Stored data
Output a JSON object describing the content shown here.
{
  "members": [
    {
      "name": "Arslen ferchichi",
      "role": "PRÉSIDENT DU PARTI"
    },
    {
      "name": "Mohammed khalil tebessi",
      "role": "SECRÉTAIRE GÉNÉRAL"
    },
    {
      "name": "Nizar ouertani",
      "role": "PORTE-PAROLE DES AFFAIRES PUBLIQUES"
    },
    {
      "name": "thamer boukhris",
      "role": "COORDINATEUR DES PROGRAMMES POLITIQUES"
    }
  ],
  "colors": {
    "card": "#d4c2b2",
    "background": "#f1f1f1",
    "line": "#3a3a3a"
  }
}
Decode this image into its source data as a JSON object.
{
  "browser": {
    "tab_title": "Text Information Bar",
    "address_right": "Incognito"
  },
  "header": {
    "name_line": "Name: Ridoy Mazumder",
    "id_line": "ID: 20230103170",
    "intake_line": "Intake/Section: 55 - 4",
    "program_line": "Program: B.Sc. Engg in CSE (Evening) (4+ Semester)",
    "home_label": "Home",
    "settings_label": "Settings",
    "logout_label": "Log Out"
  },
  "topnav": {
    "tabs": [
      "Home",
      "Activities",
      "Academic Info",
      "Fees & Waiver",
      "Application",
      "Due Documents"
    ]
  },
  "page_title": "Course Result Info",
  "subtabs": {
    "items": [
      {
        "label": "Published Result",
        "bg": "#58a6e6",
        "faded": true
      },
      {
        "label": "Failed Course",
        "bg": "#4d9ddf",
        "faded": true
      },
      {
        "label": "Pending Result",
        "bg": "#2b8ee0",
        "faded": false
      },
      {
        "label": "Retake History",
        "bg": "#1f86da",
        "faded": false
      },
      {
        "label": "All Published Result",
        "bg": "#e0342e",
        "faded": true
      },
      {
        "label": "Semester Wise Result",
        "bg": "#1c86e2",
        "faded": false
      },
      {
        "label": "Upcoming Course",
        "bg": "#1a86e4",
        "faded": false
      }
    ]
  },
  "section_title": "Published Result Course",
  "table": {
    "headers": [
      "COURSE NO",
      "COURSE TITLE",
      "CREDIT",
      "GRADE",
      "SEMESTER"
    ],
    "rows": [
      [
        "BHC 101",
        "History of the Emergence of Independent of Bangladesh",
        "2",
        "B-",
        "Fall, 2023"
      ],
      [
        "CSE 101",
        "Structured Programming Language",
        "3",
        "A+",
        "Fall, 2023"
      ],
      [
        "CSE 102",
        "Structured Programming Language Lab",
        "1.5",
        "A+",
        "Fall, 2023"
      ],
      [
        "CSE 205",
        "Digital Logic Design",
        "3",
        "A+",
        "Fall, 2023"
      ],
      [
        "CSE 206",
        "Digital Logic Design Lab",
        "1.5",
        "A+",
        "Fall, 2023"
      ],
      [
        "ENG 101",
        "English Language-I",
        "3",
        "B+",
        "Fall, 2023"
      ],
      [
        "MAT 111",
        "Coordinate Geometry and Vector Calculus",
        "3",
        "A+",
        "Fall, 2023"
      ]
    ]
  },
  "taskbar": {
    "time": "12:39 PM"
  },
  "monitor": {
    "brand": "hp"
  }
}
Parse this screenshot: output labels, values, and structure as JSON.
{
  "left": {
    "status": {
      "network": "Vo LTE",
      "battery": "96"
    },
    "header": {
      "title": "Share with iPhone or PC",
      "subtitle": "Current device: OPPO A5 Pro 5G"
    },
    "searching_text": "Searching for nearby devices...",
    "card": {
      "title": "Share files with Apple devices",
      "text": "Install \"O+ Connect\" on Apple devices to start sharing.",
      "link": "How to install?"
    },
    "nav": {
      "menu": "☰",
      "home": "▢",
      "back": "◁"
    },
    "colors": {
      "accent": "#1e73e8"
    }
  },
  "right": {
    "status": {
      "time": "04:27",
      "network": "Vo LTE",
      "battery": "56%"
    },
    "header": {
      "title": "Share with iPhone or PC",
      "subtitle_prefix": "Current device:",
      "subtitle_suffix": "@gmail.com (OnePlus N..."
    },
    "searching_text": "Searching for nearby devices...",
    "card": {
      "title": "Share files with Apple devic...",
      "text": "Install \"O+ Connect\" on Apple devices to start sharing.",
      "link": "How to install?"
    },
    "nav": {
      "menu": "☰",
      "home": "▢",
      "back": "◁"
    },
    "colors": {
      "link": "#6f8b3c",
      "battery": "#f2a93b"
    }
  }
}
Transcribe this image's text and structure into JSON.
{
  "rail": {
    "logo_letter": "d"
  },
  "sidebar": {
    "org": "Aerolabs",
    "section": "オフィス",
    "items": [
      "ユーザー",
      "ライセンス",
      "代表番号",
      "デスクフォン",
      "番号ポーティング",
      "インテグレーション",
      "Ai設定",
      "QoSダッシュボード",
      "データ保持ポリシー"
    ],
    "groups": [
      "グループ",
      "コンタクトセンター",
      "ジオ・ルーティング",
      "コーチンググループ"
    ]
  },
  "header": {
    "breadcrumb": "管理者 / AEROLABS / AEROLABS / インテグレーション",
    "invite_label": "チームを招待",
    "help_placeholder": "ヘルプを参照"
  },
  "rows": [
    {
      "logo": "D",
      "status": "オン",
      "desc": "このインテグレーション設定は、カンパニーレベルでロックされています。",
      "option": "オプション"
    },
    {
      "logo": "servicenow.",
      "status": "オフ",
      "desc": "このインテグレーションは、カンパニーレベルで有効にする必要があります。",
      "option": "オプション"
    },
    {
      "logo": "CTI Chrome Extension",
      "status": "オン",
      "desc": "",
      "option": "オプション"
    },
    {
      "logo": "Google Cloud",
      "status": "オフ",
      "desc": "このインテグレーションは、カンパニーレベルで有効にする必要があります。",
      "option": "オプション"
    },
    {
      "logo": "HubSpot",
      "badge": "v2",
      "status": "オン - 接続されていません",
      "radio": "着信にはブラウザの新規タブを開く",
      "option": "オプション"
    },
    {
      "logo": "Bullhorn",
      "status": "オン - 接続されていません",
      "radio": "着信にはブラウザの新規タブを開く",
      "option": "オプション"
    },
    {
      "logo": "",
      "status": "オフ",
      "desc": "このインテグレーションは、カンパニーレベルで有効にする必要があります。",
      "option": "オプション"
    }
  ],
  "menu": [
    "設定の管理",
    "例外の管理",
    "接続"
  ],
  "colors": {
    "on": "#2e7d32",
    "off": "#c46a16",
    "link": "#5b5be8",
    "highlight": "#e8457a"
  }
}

TASK: Go through the listing and copy all of it exactly.

FULL SOLUTION:
Output a JSON object describing the content shown here.
{
  "members": [
    {
      "name": "Arslen ferchichi",
      "role": "PRÉSIDENT DU PARTI"
    },
    {
      "name": "Mohammed khalil tebessi",
      "role": "SECRÉTAIRE GÉNÉRAL"
    },
    {
      "name": "Nizar ouertani",
      "role": "PORTE-PAROLE DES AFFAIRES PUBLIQUES"
    },
    {
      "name": "thamer boukhris",
      "role": "COORDINATEUR DES PROGRAMMES POLITIQUES"
    }
  ],
  "colors": {
    "card": "#d4c2b2",
    "background": "#f1f1f1",
    "line": "#3a3a3a"
  }
}
Decode this image into its source data as a JSON object.
{
  "browser": {
    "tab_title": "Text Information Bar",
    "address_right": "Incognito"
  },
  "header": {
    "name_line": "Name: Ridoy Mazumder",
    "id_line": "ID: 20230103170",
    "intake_line": "Intake/Section: 55 - 4",
    "program_line": "Program: B.Sc. Engg in CSE (Evening) (4+ Semester)",
    "home_label": "Home",
    "settings_label": "Settings",
    "logout_label": "Log Out"
  },
  "topnav": {
    "tabs": [
      "Home",
      "Activities",
      "Academic Info",
      "Fees & Waiver",
      "Application",
      "Due Documents"
    ]
  },
  "page_title": "Course Result Info",
  "subtabs": {
    "items": [
      {
        "label": "Published Result",
        "bg": "#58a6e6",
        "faded": true
      },
      {
        "label": "Failed Course",
        "bg": "#4d9ddf",
        "faded": true
      },
      {
        "label": "Pending Result",
        "bg": "#2b8ee0",
        "faded": false
      },
      {
        "label": "Retake History",
        "bg": "#1f86da",
        "faded": false
      },
      {
        "label": "All Published Result",
        "bg": "#e0342e",
        "faded": true
      },
      {
        "label": "Semester Wise Result",
        "bg": "#1c86e2",
        "faded": false
      },
      {
        "label": "Upcoming Course",
        "bg": "#1a86e4",
        "faded": false
      }
    ]
  },
  "section_title": "Published Result Course",
  "table": {
    "headers": [
      "COURSE NO",
      "COURSE TITLE",
      "CREDIT",
      "GRADE",
      "SEMESTER"
    ],
    "rows": [
      [
        "BHC 101",
        "History of the Emergence of Independent of Bangladesh",
        "2",
        "B-",
        "Fall, 2023"
      ],
      [
        "CSE 101",
        "Structured Programming Language",
        "3",
        "A+",
        "Fall, 2023"
      ],
      [
        "CSE 102",
        "Structured Programming Language Lab",
        "1.5",
        "A+",
        "Fall, 2023"
      ],
      [
        "CSE 205",
        "Digital Logic Design",
        "3",
        "A+",
        "Fall, 2023"
      ],
      [
        "CSE 206",
        "Digital Logic Design Lab",
        "1.5",
        "A+",
        "Fall, 2023"
      ],
      [
        "ENG 101",
        "English Language-I",
        "3",
        "B+",
        "Fall, 2023"
      ],
      [
        "MAT 111",
        "Coordinate Geometry and Vector Calculus",
        "3",
        "A+",
        "Fall, 2023"
      ]
    ]
  },
  "taskbar": {
    "time": "12:39 PM"
  },
  "monitor": {
    "brand": "hp"
  }
}
Parse this screenshot: output labels, values, and structure as JSON.
{
  "left": {
    "status": {
      "network": "Vo LTE",
      "battery": "96"
    },
    "header": {
      "title": "Share with iPhone or PC",
      "subtitle": "Current device: OPPO A5 Pro 5G"
    },
    "searching_text": "Searching for nearby devices...",
    "card": {
      "title": "Share files with Apple devices",
      "text": "Install \"O+ Connect\" on Apple devices to start sharing.",
      "link": "How to install?"
    },
    "nav": {
      "menu": "☰",
      "home": "▢",
      "back": "◁"
    },
    "colors": {
      "accent": "#1e73e8"
    }
  },
  "right": {
    "status": {
      "time": "04:27",
      "network": "Vo LTE",
      "battery": "56%"
    },
    "header": {
      "title": "Share with iPhone or PC",
      "subtitle_prefix": "Current device:",
      "subtitle_suffix": "@gmail.com (OnePlus N..."
    },
    "searching_text": "Searching for nearby devices...",
    "card": {
      "title": "Share files with Apple devic...",
      "text": "Install \"O+ Connect\" on Apple devices to start sharing.",
      "link": "How to install?"
    },
    "nav": {
      "menu": "☰",
      "home": "▢",
      "back": "◁"
    },
    "colors": {
      "link": "#6f8b3c",
      "battery": "#f2a93b"
    }
  }
}
Transcribe this image's text and structure into JSON.
{
  "rail": {
    "logo_letter": "d"
  },
  "sidebar": {
    "org": "Aerolabs",
    "section": "オフィス",
    "items": [
      "ユーザー",
      "ライセンス",
      "代表番号",
      "デスクフォン",
      "番号ポーティング",
      "インテグレーション",
      "Ai設定",
      "QoSダッシュボード",
      "データ保持ポリシー"
    ],
    "groups": [
      "グループ",
      "コンタクトセンター",
      "ジオ・ルーティング",
      "コーチンググループ"
    ]
  },
  "header": {
    "breadcrumb": "管理者 / AEROLABS / AEROLABS / インテグレーション",
    "invite_label": "チームを招待",
    "help_placeholder": "ヘルプを参照"
  },
  "rows": [
    {
      "logo": "D",
      "status": "オン",
      "desc": "このインテグレーション設定は、カンパニーレベルでロックされています。",
      "option": "オプション"
    },
    {
      "logo": "servicenow.",
      "status": "オフ",
      "desc": "このインテグレーションは、カンパニーレベルで有効にする必要があります。",
      "option": "オプション"
    },
    {
      "logo": "CTI Chrome Extension",
      "status": "オン",
      "desc": "",
      "option": "オプション"
    },
    {
      "logo": "Google Cloud",
      "status": "オフ",
      "desc": "このインテグレーションは、カンパニーレベルで有効にする必要があります。",
      "option": "オプション"
    },
    {
      "logo": "HubSpot",
      "badge": "v2",
      "status": "オン - 接続されていません",
      "radio": "着信にはブラウザの新規タブを開く",
      "option": "オプション"
    },
    {
      "logo": "Bullhorn",
      "status": "オン - 接続されていません",
      "radio": "着信にはブラウザの新規タブを開く",
      "option": "オプション"
    },
    {
      "logo": "",
      "status": "オフ",
      "desc": "このインテグレーションは、カンパニーレベルで有効にする必要があります。",
      "option": "オプション"
    }
  ],
  "menu": [
    "設定の管理",
    "例外の管理",
    "接続"
  ],
  "colors": {
    "on": "#2e7d32",
    "off": "#c46a16",
    "link": "#5b5be8",
    "highlight": "#e8457a"
  }
}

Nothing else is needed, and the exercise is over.